[Saved entries]
☆ ☆ ☆ ☆ ☆
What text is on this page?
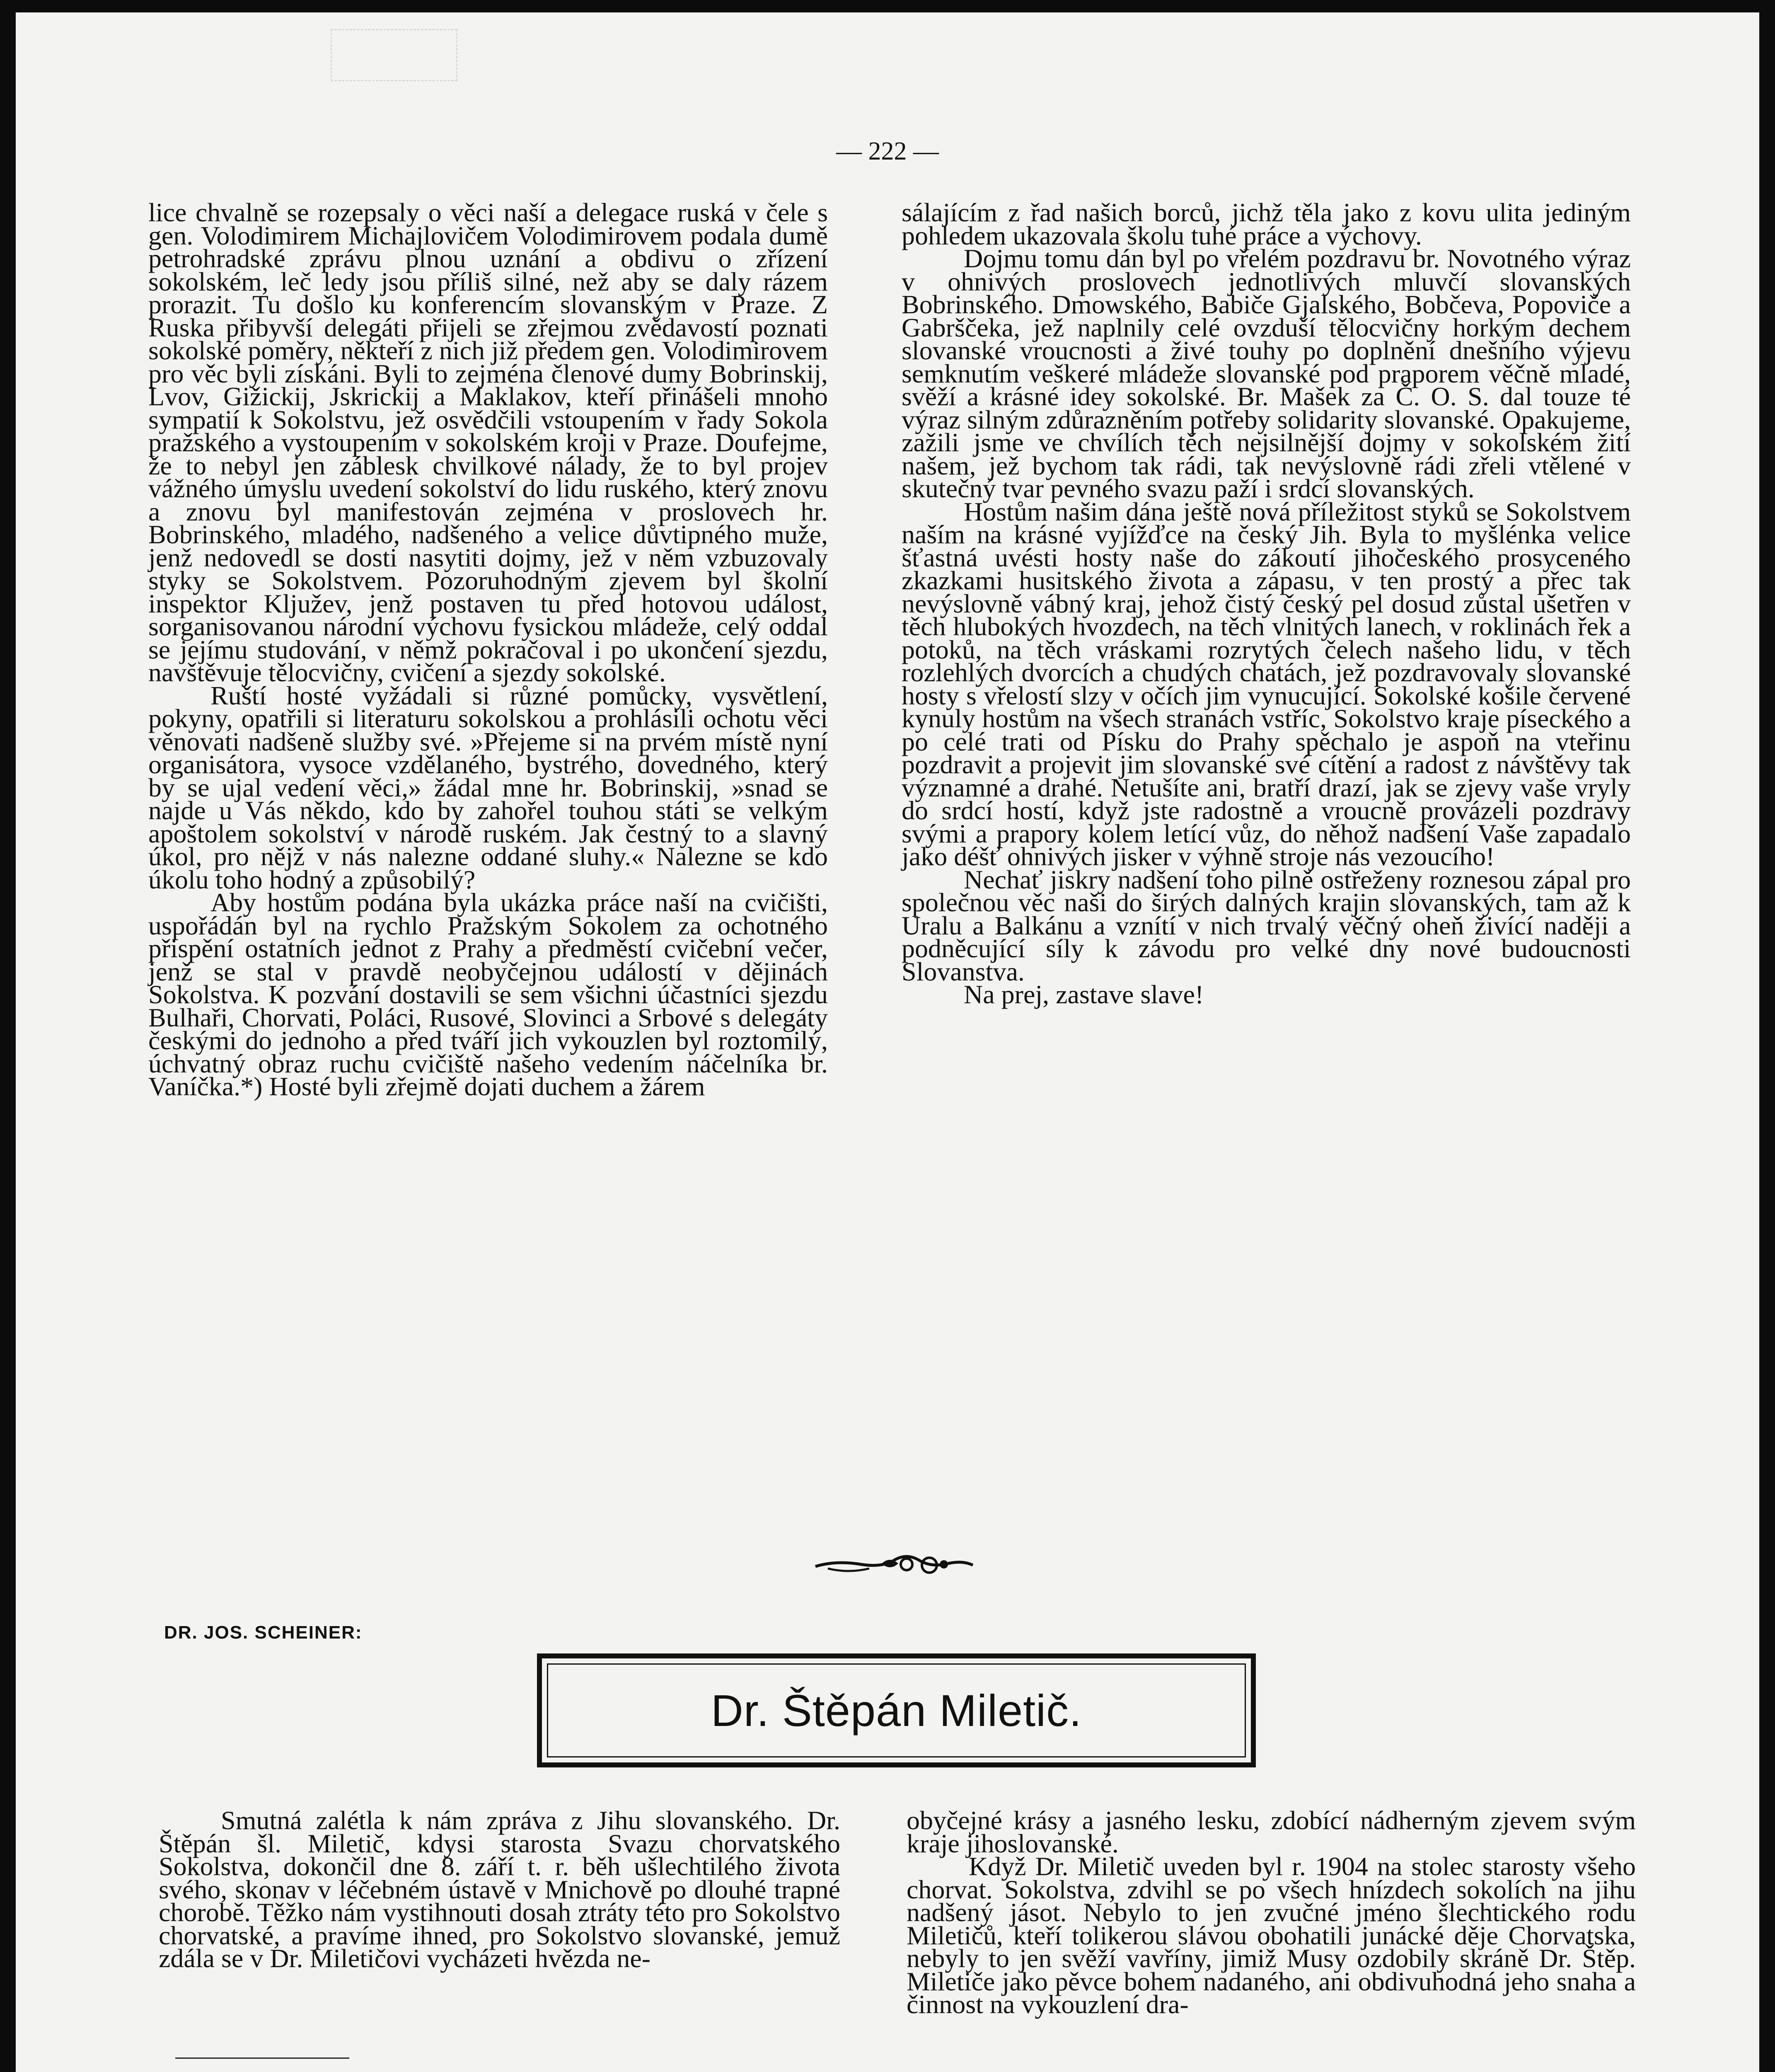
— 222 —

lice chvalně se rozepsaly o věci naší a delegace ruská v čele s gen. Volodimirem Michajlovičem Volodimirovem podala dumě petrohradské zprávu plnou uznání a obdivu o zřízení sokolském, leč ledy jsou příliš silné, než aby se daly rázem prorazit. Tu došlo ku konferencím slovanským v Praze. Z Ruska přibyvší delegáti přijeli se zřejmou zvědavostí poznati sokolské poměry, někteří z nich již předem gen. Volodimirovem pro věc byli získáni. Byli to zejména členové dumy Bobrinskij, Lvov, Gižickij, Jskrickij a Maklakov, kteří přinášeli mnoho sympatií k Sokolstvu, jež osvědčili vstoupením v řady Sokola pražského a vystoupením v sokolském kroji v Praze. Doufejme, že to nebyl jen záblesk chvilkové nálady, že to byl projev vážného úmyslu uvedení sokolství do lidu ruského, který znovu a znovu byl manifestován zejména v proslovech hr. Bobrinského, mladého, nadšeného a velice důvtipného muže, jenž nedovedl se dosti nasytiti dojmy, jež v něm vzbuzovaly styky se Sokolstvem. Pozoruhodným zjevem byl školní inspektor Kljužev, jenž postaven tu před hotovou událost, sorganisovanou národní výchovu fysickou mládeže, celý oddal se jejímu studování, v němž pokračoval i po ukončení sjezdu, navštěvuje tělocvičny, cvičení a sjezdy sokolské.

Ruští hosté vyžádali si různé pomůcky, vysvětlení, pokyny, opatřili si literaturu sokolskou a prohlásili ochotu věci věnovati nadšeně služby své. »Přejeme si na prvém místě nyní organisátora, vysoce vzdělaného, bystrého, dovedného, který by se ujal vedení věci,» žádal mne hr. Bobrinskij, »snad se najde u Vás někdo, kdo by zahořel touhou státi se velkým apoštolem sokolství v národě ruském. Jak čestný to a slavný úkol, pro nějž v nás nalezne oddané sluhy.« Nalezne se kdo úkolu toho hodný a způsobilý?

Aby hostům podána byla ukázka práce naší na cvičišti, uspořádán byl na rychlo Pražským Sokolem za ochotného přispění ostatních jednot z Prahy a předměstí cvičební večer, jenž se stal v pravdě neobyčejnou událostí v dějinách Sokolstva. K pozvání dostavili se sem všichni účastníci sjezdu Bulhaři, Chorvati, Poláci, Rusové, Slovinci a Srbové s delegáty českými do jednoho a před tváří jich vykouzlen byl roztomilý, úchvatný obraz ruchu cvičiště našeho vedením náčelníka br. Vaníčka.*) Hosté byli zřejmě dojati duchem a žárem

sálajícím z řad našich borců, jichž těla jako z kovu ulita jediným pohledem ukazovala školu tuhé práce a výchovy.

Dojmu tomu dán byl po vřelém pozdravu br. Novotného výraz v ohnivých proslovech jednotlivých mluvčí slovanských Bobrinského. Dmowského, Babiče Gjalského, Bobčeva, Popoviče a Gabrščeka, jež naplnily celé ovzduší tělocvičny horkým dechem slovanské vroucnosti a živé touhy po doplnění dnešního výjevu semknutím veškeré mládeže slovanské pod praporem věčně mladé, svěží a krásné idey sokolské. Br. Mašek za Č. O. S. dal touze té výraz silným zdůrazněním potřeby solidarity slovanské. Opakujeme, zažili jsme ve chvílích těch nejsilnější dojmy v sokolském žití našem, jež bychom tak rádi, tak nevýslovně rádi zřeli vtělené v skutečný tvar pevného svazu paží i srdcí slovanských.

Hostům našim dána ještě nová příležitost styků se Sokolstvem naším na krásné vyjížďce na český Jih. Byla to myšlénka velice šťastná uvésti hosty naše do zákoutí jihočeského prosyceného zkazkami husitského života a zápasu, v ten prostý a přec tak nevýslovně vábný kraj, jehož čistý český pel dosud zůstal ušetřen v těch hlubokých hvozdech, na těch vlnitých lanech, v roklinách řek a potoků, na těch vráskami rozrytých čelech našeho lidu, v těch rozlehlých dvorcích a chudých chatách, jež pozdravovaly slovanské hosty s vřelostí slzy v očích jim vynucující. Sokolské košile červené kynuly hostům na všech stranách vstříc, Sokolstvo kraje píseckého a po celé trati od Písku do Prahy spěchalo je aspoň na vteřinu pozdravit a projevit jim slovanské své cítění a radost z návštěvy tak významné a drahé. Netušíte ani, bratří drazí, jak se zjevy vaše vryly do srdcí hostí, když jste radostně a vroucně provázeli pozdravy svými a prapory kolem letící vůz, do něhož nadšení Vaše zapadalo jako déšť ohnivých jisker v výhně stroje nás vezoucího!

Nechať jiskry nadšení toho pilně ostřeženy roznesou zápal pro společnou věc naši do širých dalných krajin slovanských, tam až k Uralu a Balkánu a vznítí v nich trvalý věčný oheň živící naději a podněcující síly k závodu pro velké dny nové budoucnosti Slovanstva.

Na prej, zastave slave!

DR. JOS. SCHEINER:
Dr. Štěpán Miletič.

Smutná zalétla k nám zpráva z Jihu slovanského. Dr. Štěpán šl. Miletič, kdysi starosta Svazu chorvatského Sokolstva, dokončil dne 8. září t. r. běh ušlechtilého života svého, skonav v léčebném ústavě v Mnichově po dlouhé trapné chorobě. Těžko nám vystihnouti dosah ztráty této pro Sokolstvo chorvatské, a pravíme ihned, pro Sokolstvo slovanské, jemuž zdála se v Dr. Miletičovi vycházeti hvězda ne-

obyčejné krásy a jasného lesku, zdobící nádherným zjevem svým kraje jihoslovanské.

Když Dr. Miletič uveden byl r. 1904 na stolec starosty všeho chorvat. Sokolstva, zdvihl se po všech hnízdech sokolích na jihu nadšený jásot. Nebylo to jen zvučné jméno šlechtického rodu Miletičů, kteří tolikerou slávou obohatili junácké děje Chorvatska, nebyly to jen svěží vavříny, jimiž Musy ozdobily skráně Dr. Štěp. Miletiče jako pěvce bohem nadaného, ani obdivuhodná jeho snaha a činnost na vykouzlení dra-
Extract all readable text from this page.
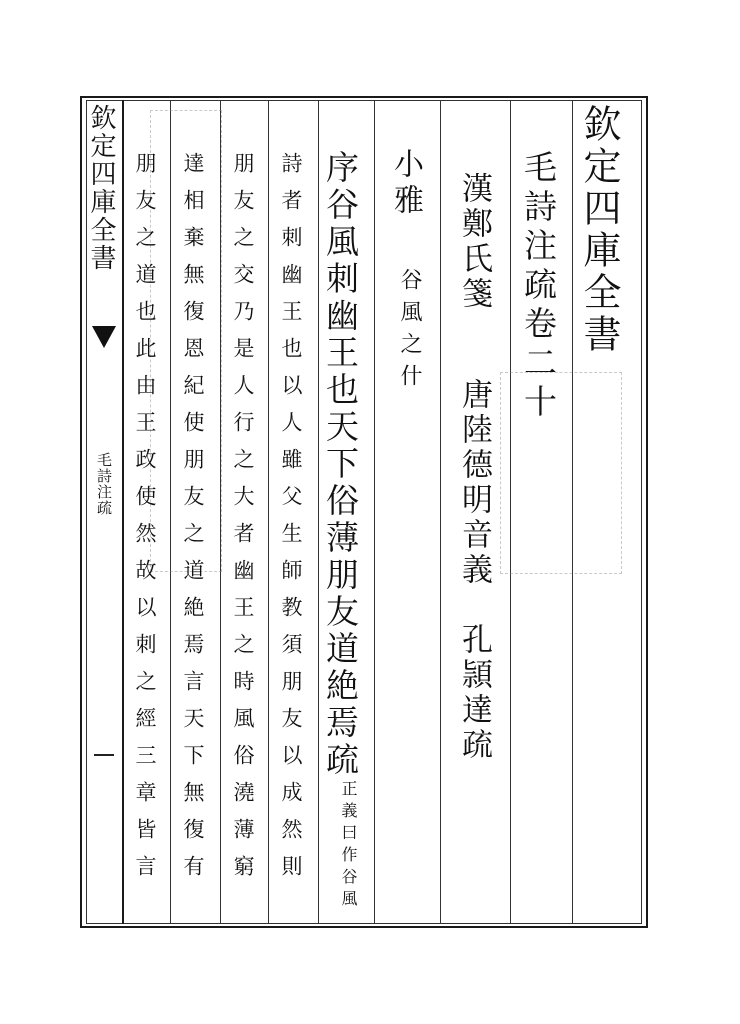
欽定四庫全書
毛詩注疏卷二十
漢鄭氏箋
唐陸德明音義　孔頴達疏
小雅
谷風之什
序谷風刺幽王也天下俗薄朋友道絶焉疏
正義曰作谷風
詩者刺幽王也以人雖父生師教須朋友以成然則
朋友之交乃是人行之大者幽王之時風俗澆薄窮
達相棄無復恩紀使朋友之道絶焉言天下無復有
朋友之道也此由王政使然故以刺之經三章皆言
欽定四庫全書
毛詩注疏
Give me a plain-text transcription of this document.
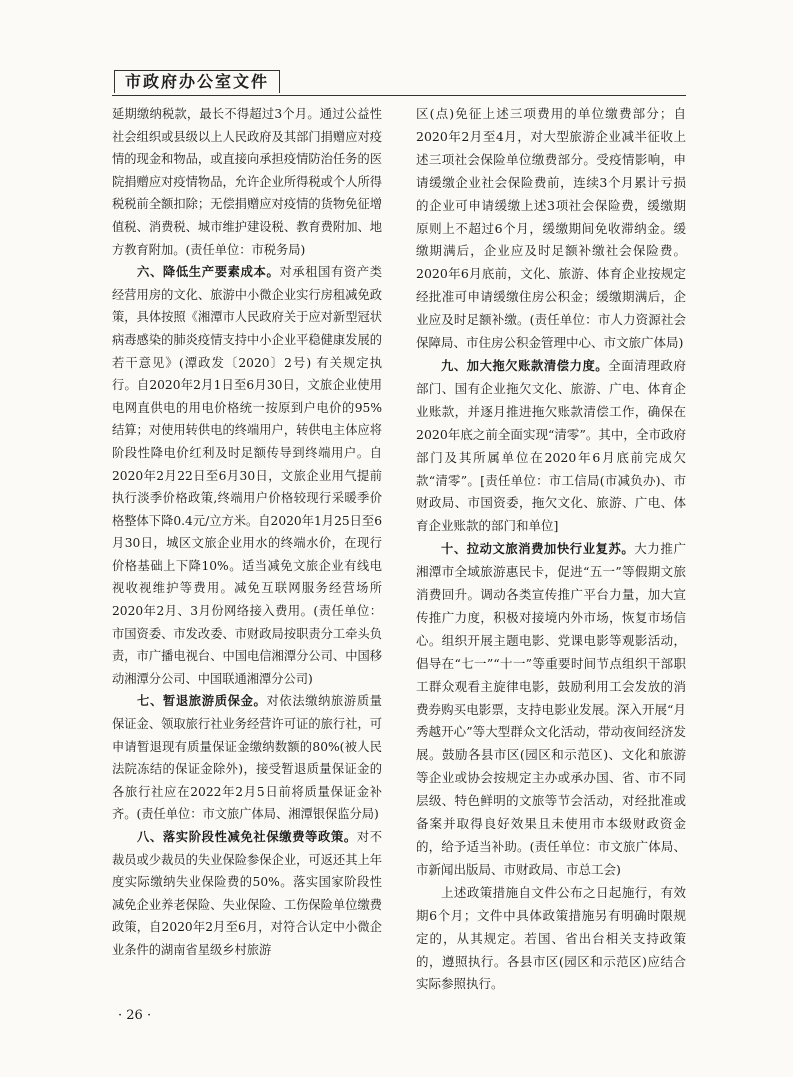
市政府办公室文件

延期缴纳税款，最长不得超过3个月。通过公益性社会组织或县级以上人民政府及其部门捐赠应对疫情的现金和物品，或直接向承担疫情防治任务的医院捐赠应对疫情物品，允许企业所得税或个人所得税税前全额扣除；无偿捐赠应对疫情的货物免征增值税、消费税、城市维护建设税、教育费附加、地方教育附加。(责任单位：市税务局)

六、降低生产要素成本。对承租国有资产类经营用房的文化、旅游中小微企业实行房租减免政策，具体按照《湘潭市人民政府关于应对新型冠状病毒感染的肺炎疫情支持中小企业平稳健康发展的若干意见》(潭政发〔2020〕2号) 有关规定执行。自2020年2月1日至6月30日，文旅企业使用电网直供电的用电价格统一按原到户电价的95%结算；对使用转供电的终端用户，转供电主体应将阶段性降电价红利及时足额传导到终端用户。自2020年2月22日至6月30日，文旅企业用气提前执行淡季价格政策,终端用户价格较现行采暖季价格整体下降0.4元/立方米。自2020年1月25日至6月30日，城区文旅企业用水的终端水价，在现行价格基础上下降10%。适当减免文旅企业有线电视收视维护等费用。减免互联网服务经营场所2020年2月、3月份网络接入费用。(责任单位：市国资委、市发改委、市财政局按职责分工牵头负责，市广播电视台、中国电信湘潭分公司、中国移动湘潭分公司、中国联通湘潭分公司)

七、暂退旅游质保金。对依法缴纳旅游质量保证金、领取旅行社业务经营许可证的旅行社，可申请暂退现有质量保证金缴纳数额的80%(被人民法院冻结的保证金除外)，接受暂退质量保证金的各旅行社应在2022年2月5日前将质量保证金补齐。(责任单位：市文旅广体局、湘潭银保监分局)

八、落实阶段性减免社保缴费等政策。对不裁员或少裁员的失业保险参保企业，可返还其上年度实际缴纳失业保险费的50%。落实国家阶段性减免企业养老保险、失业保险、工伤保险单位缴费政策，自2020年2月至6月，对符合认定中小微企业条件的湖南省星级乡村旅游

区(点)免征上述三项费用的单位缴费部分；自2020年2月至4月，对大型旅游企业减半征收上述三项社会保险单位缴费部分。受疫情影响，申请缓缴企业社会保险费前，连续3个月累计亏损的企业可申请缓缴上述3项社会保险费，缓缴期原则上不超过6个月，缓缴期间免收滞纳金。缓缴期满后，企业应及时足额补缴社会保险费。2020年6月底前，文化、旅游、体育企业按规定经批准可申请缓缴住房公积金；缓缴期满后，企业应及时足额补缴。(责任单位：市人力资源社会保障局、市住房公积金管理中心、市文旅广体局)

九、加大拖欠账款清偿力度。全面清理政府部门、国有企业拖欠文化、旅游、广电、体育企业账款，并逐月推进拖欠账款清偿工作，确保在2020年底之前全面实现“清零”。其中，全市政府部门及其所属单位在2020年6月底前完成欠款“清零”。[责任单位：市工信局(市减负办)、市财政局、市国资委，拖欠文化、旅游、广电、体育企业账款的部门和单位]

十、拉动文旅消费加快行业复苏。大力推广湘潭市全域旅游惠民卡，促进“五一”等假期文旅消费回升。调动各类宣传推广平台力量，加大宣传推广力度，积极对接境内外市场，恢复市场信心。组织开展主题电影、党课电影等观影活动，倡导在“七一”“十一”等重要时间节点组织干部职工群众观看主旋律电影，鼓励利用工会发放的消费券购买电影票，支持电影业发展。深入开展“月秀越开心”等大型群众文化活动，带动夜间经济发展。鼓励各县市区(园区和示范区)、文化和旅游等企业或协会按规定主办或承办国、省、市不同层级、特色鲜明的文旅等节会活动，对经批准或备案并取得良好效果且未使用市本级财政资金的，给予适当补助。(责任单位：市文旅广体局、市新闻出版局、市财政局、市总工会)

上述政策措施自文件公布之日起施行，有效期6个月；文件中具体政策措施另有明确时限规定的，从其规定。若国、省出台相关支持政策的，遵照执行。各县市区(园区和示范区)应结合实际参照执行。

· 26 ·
☆ ☆ ☆ ☆ ☆
Which lines hold the string "this"? Copy all of them from the data above.

What text is on this page?
Extract all readable text from this page.
Give me a plain-text transcription of this document.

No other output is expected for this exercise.